Stored records »
##########
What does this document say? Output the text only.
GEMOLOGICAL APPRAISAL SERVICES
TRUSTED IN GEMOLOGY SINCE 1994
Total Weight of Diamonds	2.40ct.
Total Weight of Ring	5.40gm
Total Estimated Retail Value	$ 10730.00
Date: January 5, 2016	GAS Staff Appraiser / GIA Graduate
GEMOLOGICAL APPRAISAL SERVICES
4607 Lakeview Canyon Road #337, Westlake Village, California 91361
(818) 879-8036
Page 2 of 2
##########
WORK INSTRUCTIONS »
Each record above should be output again exactly.

FULL OUTPUT »
What does this document say? Output the text only.
GEMOLOGICAL APPRAISAL SERVICES
TRUSTED IN GEMOLOGY SINCE 1994
Total Weight of Diamonds	2.40ct.
Total Weight of Ring	5.40gm
Total Estimated Retail Value	$ 10730.00
Date: January 5, 2016	GAS Staff Appraiser / GIA Graduate
GEMOLOGICAL APPRAISAL SERVICES
4607 Lakeview Canyon Road #337, Westlake Village, California 91361
(818) 879-8036
Page 2 of 2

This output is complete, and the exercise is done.